(INSTRUCTION)
Extract all lines from the data beneath that include the word "Electrified".

(TASK INPUTS)
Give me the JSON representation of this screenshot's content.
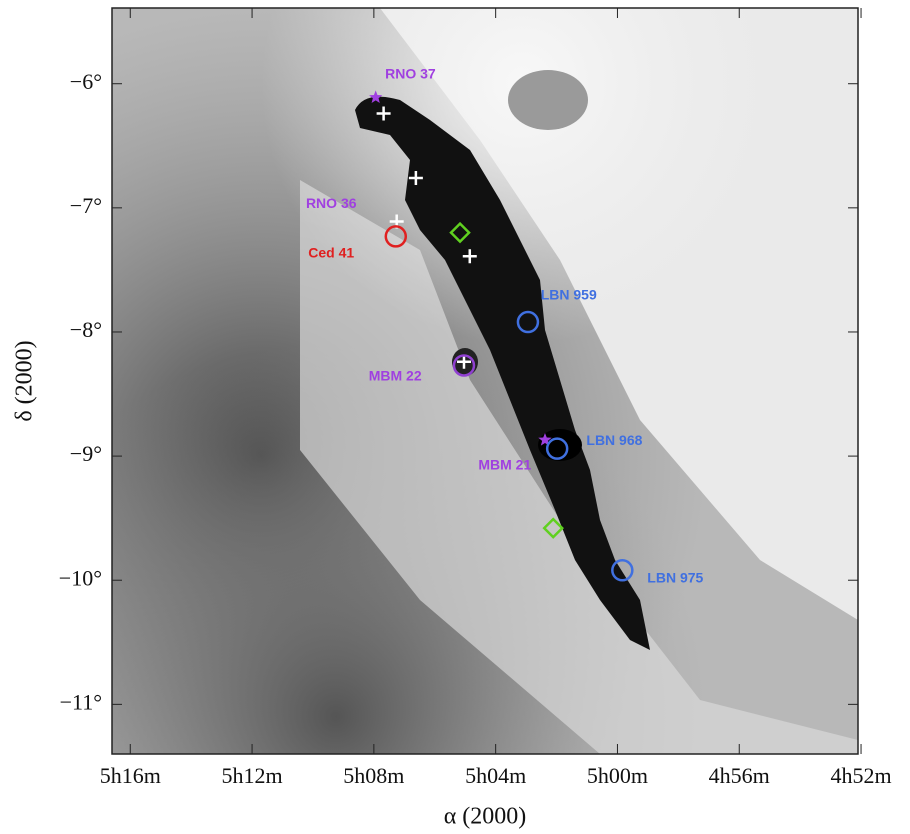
{
  "chart_data": {
    "type": "scatter",
    "xlabel": "α (2000)",
    "ylabel": "δ (2000)",
    "xlim": [
      316.6,
      292.1
    ],
    "ylim": [
      -11.4,
      -5.39
    ],
    "xticks": [
      {
        "value": 316,
        "label": "5h16m"
      },
      {
        "value": 312,
        "label": "5h12m"
      },
      {
        "value": 308,
        "label": "5h08m"
      },
      {
        "value": 304,
        "label": "5h04m"
      },
      {
        "value": 300,
        "label": "5h00m"
      },
      {
        "value": 296,
        "label": "4h56m"
      },
      {
        "value": 292,
        "label": "4h52m"
      }
    ],
    "yticks": [
      {
        "value": -6,
        "label": "−6°"
      },
      {
        "value": -7,
        "label": "−7°"
      },
      {
        "value": -8,
        "label": "−8°"
      },
      {
        "value": -9,
        "label": "−9°"
      },
      {
        "value": -10,
        "label": "−10°"
      },
      {
        "value": -11,
        "label": "−11°"
      }
    ],
    "series": [
      {
        "marker": "plus",
        "color": "#ffffff",
        "x": [
          307.68,
          306.62,
          304.85,
          305.04,
          307.25
        ],
        "y": [
          -6.24,
          -6.76,
          -7.39,
          -8.24,
          -7.11
        ]
      },
      {
        "marker": "star",
        "color": "#a040e0",
        "x": [
          307.94,
          302.38
        ],
        "y": [
          -6.11,
          -8.87
        ]
      },
      {
        "marker": "circle",
        "color": "#e02020",
        "x": [
          307.28
        ],
        "y": [
          -7.23
        ]
      },
      {
        "marker": "diamond",
        "color": "#60d020",
        "x": [
          305.17,
          302.11
        ],
        "y": [
          -7.2,
          -9.58
        ]
      },
      {
        "marker": "circle",
        "color": "#4070e0",
        "x": [
          302.94,
          301.98,
          299.84
        ],
        "y": [
          -7.92,
          -8.94,
          -9.92
        ]
      },
      {
        "marker": "circle",
        "color": "#9040d0",
        "x": [
          305.04
        ],
        "y": [
          -8.27
        ]
      }
    ],
    "annotations": [
      {
        "text": "RNO 37",
        "color": "#a040e0",
        "x": 306.8,
        "y": -5.93
      },
      {
        "text": "RNO 36",
        "color": "#a040e0",
        "x": 309.4,
        "y": -6.97
      },
      {
        "text": "Ced 41",
        "color": "#e02020",
        "x": 309.4,
        "y": -7.37
      },
      {
        "text": "LBN 959",
        "color": "#4070e0",
        "x": 301.6,
        "y": -7.71
      },
      {
        "text": "MBM 22",
        "color": "#a040e0",
        "x": 307.3,
        "y": -8.36
      },
      {
        "text": "LBN 968",
        "color": "#4070e0",
        "x": 300.1,
        "y": -8.88
      },
      {
        "text": "MBM 21",
        "color": "#a040e0",
        "x": 303.7,
        "y": -9.08
      },
      {
        "text": "LBN 975",
        "color": "#4070e0",
        "x": 298.1,
        "y": -9.99
      }
    ]
  }
}
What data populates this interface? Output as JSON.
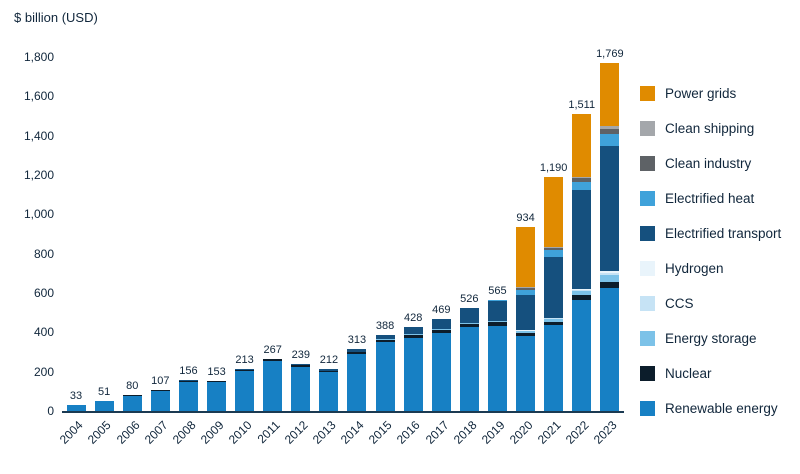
{
  "chart_data": {
    "type": "bar",
    "stacked": true,
    "ylabel": "$ billion (USD)",
    "ylim": [
      0,
      1800
    ],
    "ytick_step": 200,
    "grid": false,
    "legend_position": "right",
    "categories": [
      "2004",
      "2005",
      "2006",
      "2007",
      "2008",
      "2009",
      "2010",
      "2011",
      "2012",
      "2013",
      "2014",
      "2015",
      "2016",
      "2017",
      "2018",
      "2019",
      "2020",
      "2021",
      "2022",
      "2023"
    ],
    "totals": [
      33,
      51,
      80,
      107,
      156,
      153,
      213,
      267,
      239,
      212,
      313,
      388,
      428,
      469,
      526,
      565,
      934,
      1190,
      1511,
      1769
    ],
    "series": [
      {
        "name": "Renewable energy",
        "color": "#1780c4",
        "values": [
          32,
          49,
          77,
          103,
          150,
          146,
          203,
          255,
          225,
          196,
          288,
          349,
          372,
          396,
          425,
          434,
          380,
          435,
          565,
          623
        ]
      },
      {
        "name": "Nuclear",
        "color": "#0c1d2b",
        "values": [
          1,
          2,
          2,
          3,
          4,
          5,
          7,
          8,
          9,
          9,
          12,
          14,
          15,
          16,
          17,
          18,
          18,
          20,
          23,
          33
        ]
      },
      {
        "name": "Energy storage",
        "color": "#7cc2e8",
        "values": [
          0,
          0,
          0,
          0,
          0,
          0,
          0,
          0,
          0,
          0,
          1,
          2,
          3,
          4,
          5,
          6,
          8,
          12,
          20,
          36
        ]
      },
      {
        "name": "CCS",
        "color": "#c6e3f5",
        "values": [
          0,
          0,
          0,
          0,
          0,
          0,
          0,
          0,
          0,
          0,
          0,
          0,
          0,
          0,
          1,
          1,
          3,
          4,
          6,
          11
        ]
      },
      {
        "name": "Hydrogen",
        "color": "#e9f4fb",
        "values": [
          0,
          0,
          0,
          0,
          0,
          0,
          0,
          0,
          0,
          0,
          0,
          0,
          0,
          0,
          0,
          1,
          2,
          3,
          8,
          10
        ]
      },
      {
        "name": "Electrified transport",
        "color": "#15507e",
        "values": [
          0,
          0,
          1,
          1,
          2,
          2,
          3,
          4,
          5,
          7,
          12,
          23,
          38,
          53,
          74,
          98,
          180,
          310,
          500,
          634
        ]
      },
      {
        "name": "Electrified heat",
        "color": "#3fa2da",
        "values": [
          0,
          0,
          0,
          0,
          0,
          0,
          0,
          0,
          0,
          0,
          0,
          0,
          0,
          0,
          4,
          7,
          26,
          35,
          44,
          63
        ]
      },
      {
        "name": "Clean industry",
        "color": "#5e6266",
        "values": [
          0,
          0,
          0,
          0,
          0,
          0,
          0,
          0,
          0,
          0,
          0,
          0,
          0,
          0,
          0,
          0,
          9,
          12,
          18,
          26
        ]
      },
      {
        "name": "Clean shipping",
        "color": "#a4a7ab",
        "values": [
          0,
          0,
          0,
          0,
          0,
          0,
          0,
          0,
          0,
          0,
          0,
          0,
          0,
          0,
          0,
          0,
          3,
          4,
          6,
          12
        ]
      },
      {
        "name": "Power grids",
        "color": "#e08b00",
        "values": [
          0,
          0,
          0,
          0,
          0,
          0,
          0,
          0,
          0,
          0,
          0,
          0,
          0,
          0,
          0,
          0,
          305,
          355,
          321,
          321
        ]
      }
    ]
  }
}
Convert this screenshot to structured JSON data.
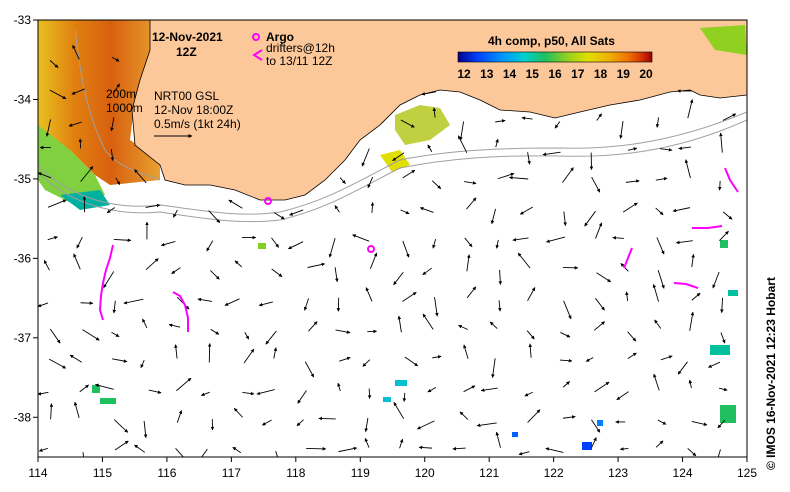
{
  "title": {
    "date": "12-Nov-2021",
    "time": "12Z"
  },
  "legend": {
    "argo_label": "Argo",
    "drifters_label_1": "drifters@12h",
    "drifters_label_2": "to 13/11 12Z",
    "argo_color": "#ff00ff",
    "drifter_color": "#ff00ff"
  },
  "isobaths": {
    "label_200": "200m",
    "label_1000": "1000m"
  },
  "currents_info": {
    "line1": "NRT00 GSL",
    "line2": "12-Nov 18:00Z",
    "line3": "0.5m/s (1kt 24h)"
  },
  "colorbar": {
    "title": "4h comp, p50, All Sats",
    "ticks": [
      "12",
      "13",
      "14",
      "15",
      "16",
      "17",
      "18",
      "19",
      "20"
    ],
    "colors": [
      "#00008b",
      "#0040ff",
      "#0090ff",
      "#00d0d0",
      "#20c060",
      "#90d020",
      "#e0e000",
      "#f0b000",
      "#f07000",
      "#d03000",
      "#a00000"
    ]
  },
  "axes": {
    "x_ticks": [
      "114",
      "115",
      "116",
      "117",
      "118",
      "119",
      "120",
      "121",
      "122",
      "123",
      "124",
      "125"
    ],
    "y_ticks": [
      "-33",
      "-34",
      "-35",
      "-36",
      "-37",
      "-38"
    ],
    "lon_range": [
      114,
      125
    ],
    "lat_range": [
      -38.5,
      -33
    ]
  },
  "colors": {
    "land": "#fcc89a",
    "ocean": "#ffffff",
    "arrow": "#000000"
  },
  "credit": "© IMOS 16-Nov-2021 12:23 Hobart"
}
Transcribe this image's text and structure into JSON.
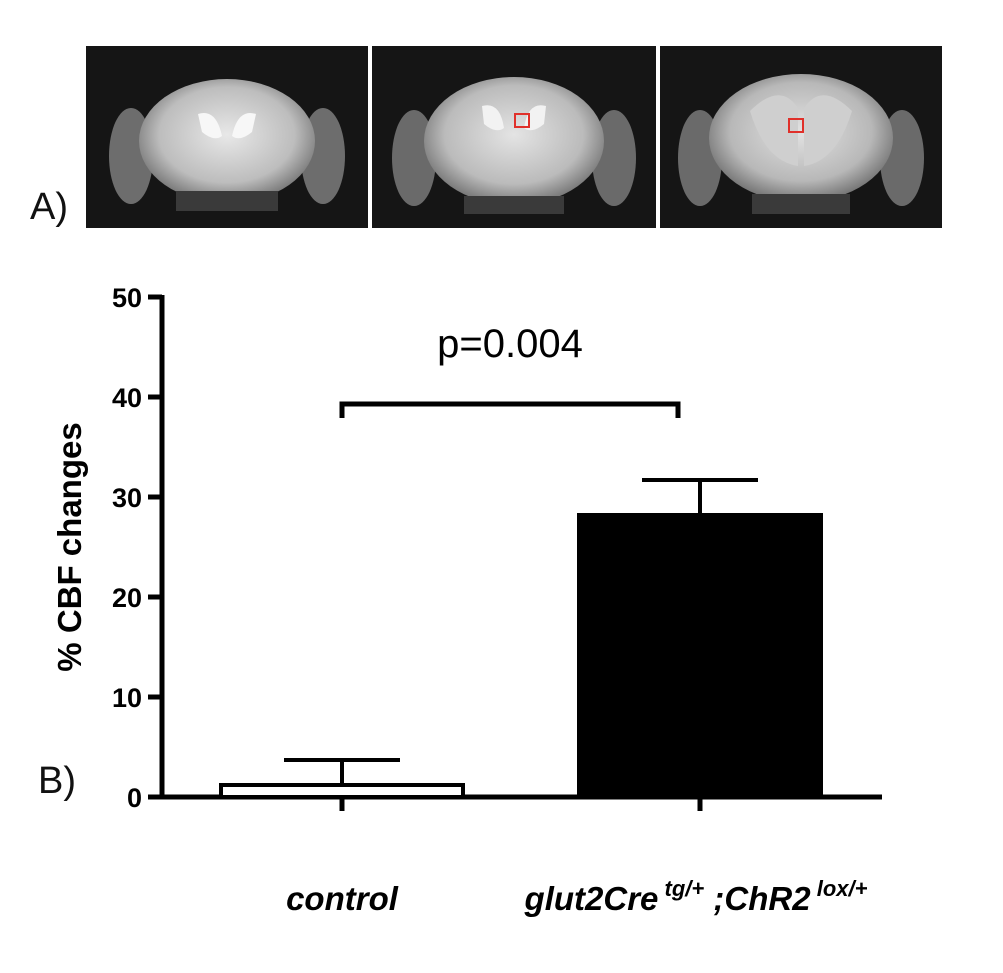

(SOLUTION FOR THIS TASK)
        "name": "Electrified transport",
        "name": "Electrified heat",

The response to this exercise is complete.